TEXTO PROPORCIONADO
******************************

Macedonio y Lugones: el doble centenario es tentador. Que dos figuras importantes de la literatura argentina hayan nacido en el mismo año no puede menos que suscitar ciertas operaciones intelectuales que reemplazan al rigor. La más obvia es el método del contraste. El nacimiento casi simultáneo engendra los caminos que después han de bifurcarse necesariamente: uno amará la vida pública, el otro la soledad; uno depositará todos sus desvelos en la obra, el otro en la meditación personal; uno será la solemnidad, el otro el humor; uno el "artificial", el otro el "auténtico".

Una ventaja de los aniversarios es que, a través del juicio sobre los muertos, podemos formarnos una idea bastante coherente de quienes lo emiten. La coincidencia natal de Lugones y Macedonio ya se ha mostrado sumamente productiva en este sentido. Los defensores de la línea "nacional y popular" en nuestra cultura han procurado rescatar al autor de La guerra gaucha con un ejemplar repertorio de vaguedades que no excede la mención de una obra "vasta y contradictoria" y un visceral "amor por la patria" que es, por lo menos, redundante. Macedonio, por su parte, ha sufrido una unánime reivindicación por parte de los comentaristas liberales y de izquierda, quienes han insistido en convertirlo en una suerte de filósofo en estado salvaje y de poeta único y misterioso.

******************************

DATOS EXTRAÍDOS
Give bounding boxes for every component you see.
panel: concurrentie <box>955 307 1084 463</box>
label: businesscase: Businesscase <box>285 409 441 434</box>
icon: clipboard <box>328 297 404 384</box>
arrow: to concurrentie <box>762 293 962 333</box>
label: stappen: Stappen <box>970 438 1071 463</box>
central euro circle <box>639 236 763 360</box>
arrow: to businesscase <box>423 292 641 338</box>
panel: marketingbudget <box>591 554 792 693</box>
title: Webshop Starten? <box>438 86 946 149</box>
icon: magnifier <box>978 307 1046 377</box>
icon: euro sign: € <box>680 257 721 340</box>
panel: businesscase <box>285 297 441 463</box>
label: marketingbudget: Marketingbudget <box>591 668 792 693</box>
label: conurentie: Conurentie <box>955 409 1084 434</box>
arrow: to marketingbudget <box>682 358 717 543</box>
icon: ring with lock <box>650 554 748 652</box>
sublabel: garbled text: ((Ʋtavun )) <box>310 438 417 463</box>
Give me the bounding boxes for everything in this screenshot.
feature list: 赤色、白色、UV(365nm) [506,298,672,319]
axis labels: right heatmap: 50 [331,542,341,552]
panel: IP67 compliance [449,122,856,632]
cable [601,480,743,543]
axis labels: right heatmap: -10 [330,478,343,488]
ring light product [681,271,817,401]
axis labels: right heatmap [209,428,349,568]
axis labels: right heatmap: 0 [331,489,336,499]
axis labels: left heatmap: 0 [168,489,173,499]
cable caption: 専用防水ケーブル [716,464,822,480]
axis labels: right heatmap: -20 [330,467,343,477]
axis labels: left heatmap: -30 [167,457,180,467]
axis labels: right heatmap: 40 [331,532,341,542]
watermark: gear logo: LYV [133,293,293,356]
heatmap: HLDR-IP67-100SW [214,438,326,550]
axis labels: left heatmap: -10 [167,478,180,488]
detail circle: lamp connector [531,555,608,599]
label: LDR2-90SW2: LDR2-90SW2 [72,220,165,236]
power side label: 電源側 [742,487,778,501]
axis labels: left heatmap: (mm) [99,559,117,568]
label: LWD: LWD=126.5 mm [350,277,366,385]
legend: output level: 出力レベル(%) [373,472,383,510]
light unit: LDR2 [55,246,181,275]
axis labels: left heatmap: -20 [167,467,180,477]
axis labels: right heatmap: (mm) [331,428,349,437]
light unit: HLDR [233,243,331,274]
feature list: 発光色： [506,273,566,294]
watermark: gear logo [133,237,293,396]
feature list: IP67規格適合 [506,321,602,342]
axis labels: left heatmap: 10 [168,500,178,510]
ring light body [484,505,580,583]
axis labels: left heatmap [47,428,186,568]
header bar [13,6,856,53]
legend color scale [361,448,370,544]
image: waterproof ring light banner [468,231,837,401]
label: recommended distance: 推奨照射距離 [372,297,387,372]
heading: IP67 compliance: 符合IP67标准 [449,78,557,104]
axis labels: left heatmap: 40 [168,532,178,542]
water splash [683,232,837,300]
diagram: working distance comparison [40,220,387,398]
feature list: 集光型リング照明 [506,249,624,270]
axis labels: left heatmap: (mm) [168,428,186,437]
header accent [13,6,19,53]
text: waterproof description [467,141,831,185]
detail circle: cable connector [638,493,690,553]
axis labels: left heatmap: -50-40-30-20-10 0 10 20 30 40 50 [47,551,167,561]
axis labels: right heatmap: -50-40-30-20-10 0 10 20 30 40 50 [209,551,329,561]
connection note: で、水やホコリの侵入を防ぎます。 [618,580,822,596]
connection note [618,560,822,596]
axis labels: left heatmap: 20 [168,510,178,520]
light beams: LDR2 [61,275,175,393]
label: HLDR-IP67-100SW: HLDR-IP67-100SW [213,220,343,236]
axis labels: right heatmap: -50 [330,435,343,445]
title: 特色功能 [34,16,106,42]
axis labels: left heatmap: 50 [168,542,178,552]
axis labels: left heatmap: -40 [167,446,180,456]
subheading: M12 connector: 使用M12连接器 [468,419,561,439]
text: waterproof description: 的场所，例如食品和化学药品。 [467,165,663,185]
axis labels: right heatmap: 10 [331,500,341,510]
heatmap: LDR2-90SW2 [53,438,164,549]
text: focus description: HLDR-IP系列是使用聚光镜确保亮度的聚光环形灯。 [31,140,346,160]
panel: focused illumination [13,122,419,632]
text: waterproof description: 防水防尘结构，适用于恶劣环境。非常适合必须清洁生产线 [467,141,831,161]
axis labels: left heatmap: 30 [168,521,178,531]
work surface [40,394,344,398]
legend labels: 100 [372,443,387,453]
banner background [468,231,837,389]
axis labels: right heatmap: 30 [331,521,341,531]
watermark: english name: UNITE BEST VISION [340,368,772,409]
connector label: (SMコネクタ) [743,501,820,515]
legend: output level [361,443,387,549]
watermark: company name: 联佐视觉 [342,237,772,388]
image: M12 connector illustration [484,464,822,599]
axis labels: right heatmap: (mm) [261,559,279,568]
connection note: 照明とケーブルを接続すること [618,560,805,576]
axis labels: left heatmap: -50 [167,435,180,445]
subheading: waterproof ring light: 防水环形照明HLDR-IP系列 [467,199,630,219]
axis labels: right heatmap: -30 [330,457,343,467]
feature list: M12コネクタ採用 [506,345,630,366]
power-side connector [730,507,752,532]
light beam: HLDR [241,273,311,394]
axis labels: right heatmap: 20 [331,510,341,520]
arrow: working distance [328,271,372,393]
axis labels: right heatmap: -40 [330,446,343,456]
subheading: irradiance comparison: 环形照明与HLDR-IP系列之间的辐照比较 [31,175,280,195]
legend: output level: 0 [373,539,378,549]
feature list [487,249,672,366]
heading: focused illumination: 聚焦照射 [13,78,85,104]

******************************

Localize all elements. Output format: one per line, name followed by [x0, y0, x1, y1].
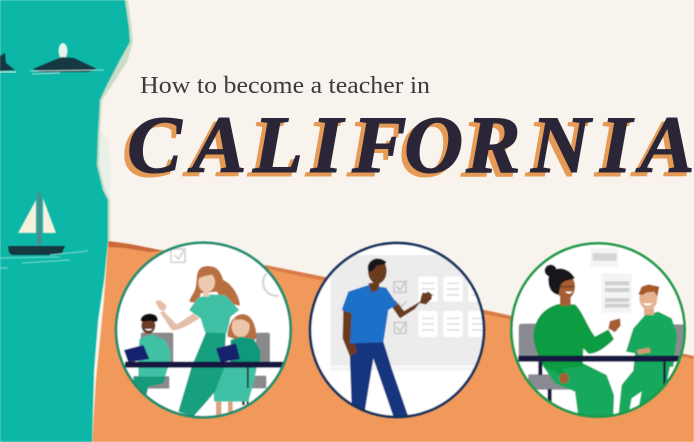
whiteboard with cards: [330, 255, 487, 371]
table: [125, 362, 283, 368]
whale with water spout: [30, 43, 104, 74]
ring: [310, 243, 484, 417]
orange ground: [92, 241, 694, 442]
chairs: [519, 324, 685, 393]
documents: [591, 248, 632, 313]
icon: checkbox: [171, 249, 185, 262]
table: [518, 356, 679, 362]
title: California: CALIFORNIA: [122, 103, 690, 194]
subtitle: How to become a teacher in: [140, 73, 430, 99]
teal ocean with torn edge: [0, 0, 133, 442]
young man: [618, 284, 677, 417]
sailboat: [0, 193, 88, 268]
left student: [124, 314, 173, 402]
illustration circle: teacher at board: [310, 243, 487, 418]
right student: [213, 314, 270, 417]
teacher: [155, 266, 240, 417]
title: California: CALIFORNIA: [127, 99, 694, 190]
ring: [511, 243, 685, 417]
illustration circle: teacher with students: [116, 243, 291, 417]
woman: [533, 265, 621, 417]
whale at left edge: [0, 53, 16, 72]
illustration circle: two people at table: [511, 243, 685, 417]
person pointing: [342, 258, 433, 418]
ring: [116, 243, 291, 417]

******************************

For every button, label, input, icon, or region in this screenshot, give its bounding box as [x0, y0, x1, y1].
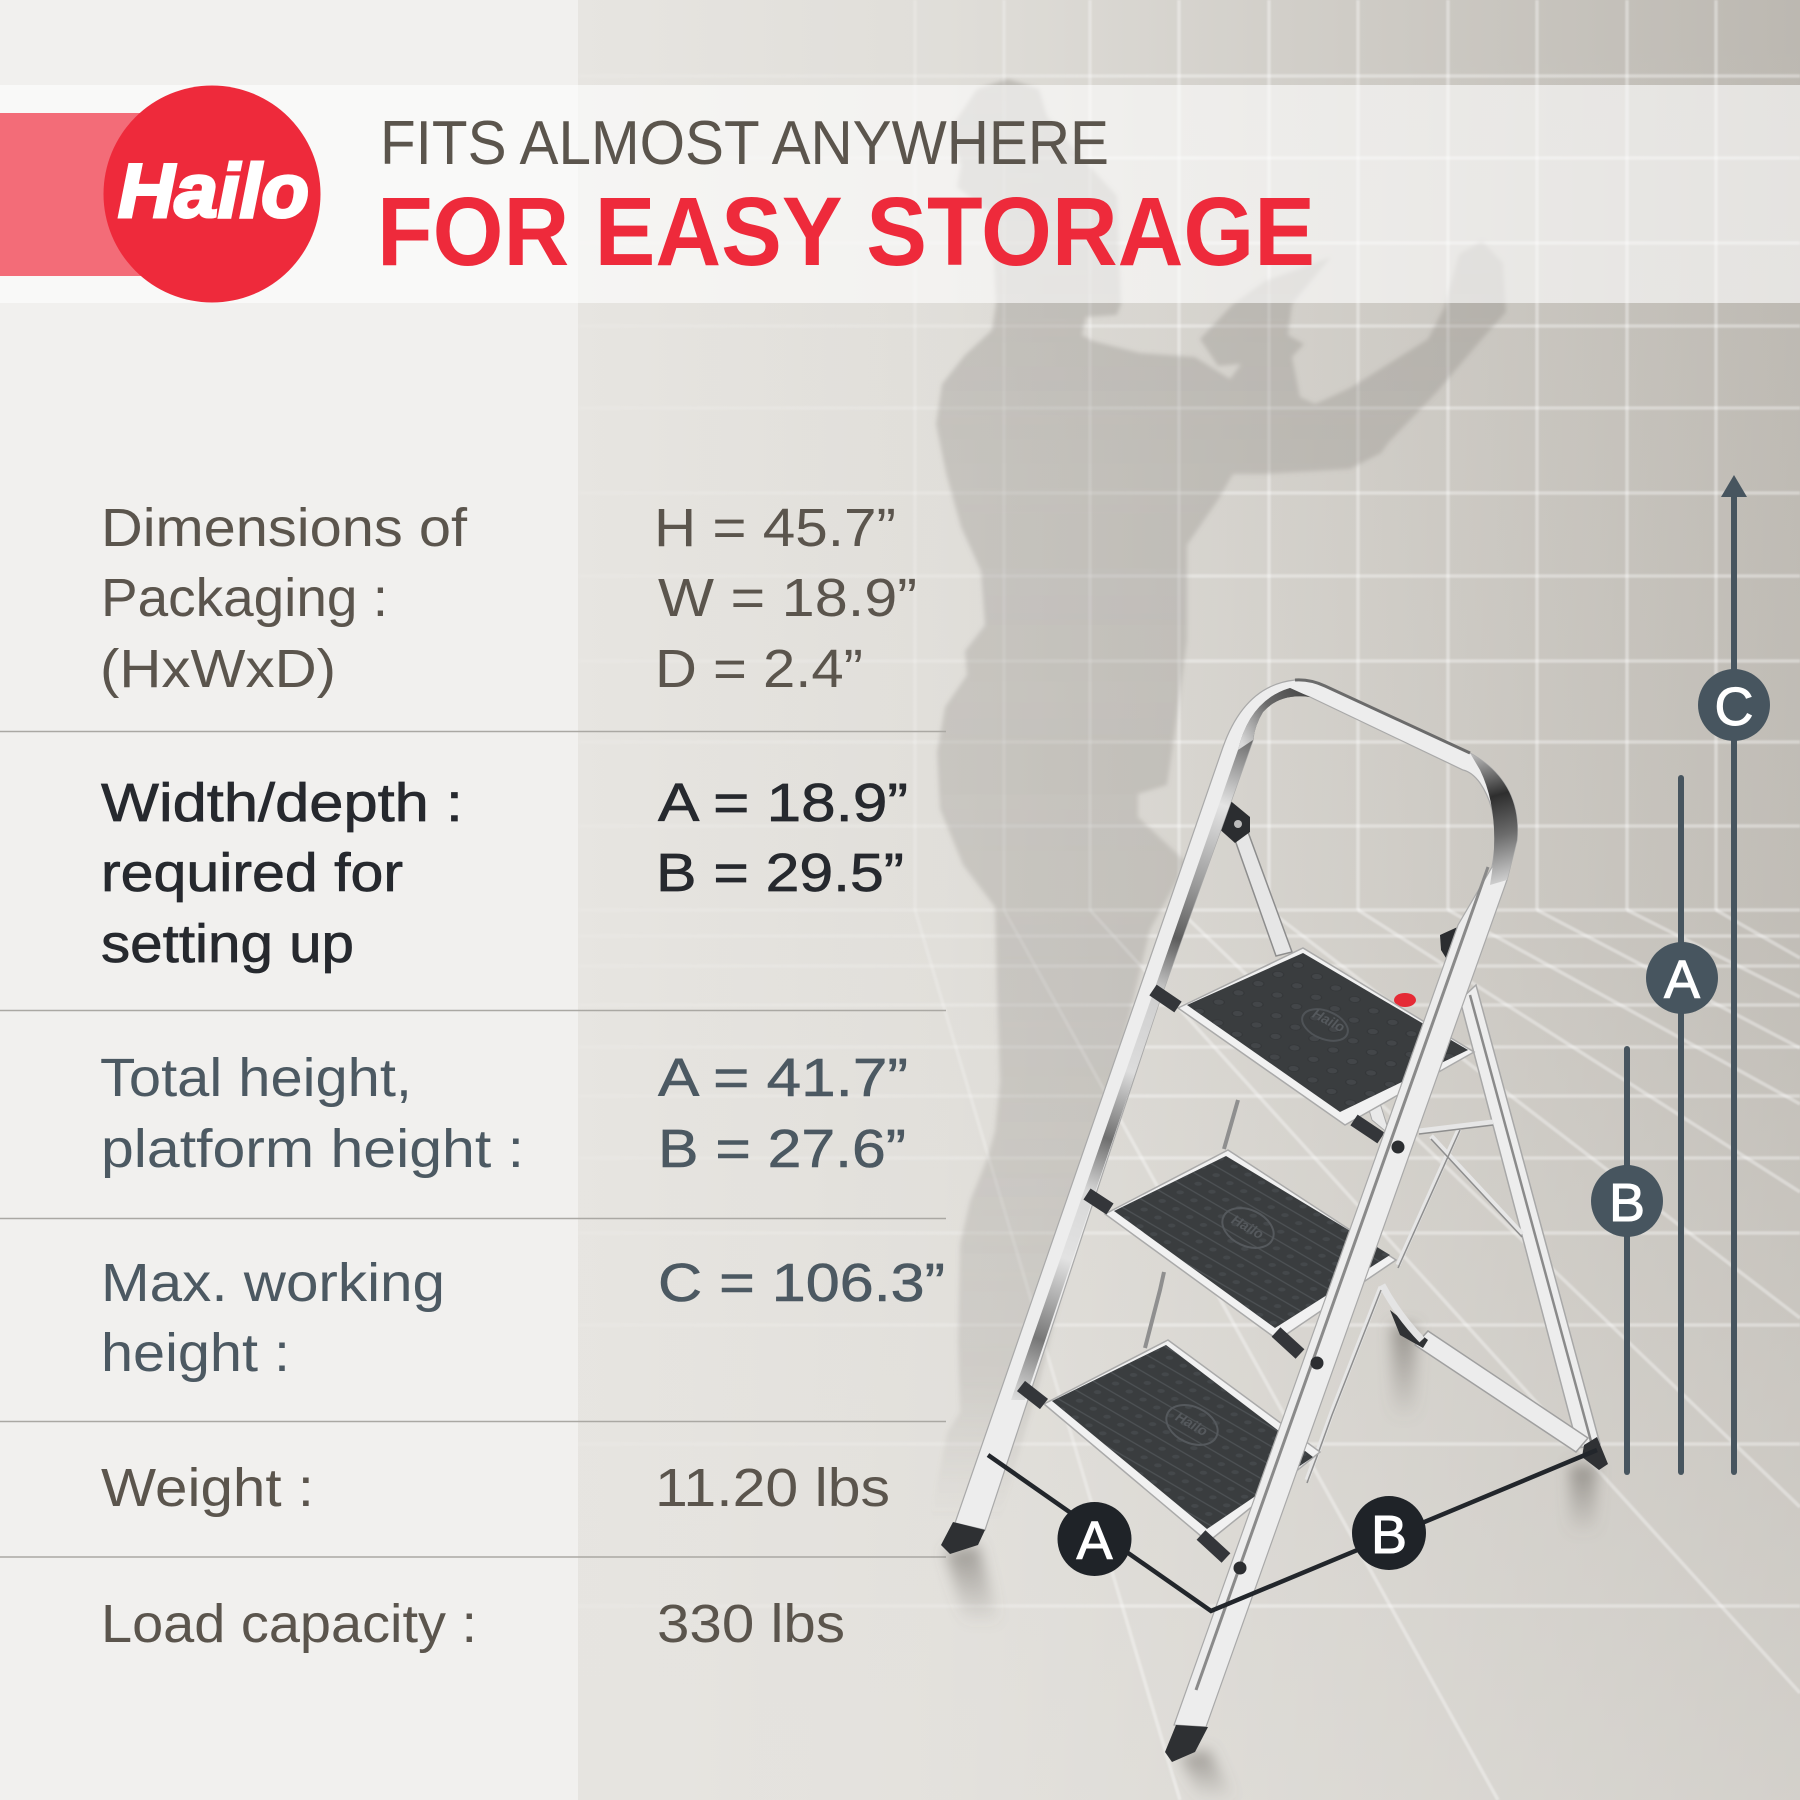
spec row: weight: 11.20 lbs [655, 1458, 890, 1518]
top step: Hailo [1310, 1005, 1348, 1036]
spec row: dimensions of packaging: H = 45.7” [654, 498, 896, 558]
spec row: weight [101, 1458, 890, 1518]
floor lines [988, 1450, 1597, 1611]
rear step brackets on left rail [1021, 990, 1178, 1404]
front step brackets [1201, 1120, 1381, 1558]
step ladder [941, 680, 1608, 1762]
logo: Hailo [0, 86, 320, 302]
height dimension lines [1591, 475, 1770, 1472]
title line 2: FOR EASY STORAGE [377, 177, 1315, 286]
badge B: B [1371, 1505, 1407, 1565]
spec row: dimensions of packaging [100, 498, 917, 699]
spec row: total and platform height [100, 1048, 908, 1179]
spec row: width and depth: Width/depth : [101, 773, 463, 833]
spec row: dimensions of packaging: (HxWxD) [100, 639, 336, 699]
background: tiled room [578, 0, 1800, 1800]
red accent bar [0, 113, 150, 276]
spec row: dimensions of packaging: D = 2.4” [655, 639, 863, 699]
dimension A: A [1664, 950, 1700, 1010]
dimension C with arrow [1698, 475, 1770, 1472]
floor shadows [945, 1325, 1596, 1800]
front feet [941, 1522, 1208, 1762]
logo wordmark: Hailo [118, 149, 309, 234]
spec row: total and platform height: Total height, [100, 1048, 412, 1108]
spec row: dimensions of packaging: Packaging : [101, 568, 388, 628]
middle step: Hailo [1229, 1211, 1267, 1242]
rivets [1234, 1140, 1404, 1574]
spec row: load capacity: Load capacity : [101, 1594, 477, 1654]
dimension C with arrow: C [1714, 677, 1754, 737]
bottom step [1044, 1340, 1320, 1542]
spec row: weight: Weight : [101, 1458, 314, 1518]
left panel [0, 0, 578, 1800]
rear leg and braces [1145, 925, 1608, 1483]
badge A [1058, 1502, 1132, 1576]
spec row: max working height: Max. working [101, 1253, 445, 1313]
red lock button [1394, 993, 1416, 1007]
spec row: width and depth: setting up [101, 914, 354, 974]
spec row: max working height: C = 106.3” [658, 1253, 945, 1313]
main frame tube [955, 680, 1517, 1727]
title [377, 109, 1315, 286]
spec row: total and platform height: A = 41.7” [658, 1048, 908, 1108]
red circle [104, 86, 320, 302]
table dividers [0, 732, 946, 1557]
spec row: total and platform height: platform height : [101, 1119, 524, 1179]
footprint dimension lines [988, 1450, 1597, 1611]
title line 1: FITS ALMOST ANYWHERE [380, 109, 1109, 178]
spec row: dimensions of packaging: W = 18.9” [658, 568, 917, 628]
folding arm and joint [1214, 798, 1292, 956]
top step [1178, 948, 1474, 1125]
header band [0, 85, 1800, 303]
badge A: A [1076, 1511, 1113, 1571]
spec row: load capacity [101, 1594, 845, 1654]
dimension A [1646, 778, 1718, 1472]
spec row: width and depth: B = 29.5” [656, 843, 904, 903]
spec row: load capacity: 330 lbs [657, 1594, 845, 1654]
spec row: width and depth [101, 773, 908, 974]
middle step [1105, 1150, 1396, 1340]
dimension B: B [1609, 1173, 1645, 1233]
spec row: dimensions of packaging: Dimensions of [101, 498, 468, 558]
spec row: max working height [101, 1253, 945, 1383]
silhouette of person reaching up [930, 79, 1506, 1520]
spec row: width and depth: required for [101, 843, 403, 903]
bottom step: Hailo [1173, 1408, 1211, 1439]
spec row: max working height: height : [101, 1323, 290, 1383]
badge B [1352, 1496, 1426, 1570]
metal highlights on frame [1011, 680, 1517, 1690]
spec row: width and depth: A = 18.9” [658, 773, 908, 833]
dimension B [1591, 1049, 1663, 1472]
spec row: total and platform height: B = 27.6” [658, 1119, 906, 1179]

******************************

TAREA REQUERIDA
¿Puedes continuar el texto sobre Macedonio y Lugones a partir de su última oración?

RESPUESTA
Más allá de la rutina o la simpatía promovida a trabajo crítico, quedan algunas preguntas legítimas que motiva el centenario compartido. ¿Por qué se habla tanto de escritores a los que casi nadie lee hoy (si se exceptúan las imperativas lecturas escolares de Lugones o las intermitentes frecuentaciones de los Papeles de Recienvenido macedonianos) ? ¿Por qué, en más de un caso, hay una necesidad tan apasionada de atacar a uno y defender a otro? En fin, ¿qué permanece vivo, qué continúa emanando de estos muertos que se insiste en evocar?

Si las vemos en perspectiva, sus vidas no fueron, después de todo, tan distintas como se pretende. Ambos fueron hijos de familias burguesas en módica decadencia; ambos decidieron ejercer un oficio peculiar que los obligaría a parecidos ejercicios mentales. A los veinte años Lugones fue socialista y Macedonio también; uno soñaba con las llamas de la redención revolucionaria, el otro participó en la fundación de una comunidad utópica en el Paraguay. Más tarde, inexorablemente, Macedonio se recibió de abogado y Lugones entró en la administración pública. Los dos se casaron y los dos tuvieron hijos. Lugones se hizo fascista y Macedonio adoptó el anarquismo individualista y escéptico; si bien se mira, no son ideologías antagónicas. Ninguno de los dos se interesó mucho por la sociología; ninguno de los dos fue subversor del orden constituido; ninguno de los dos, afortunadamente, conoció la cárcel.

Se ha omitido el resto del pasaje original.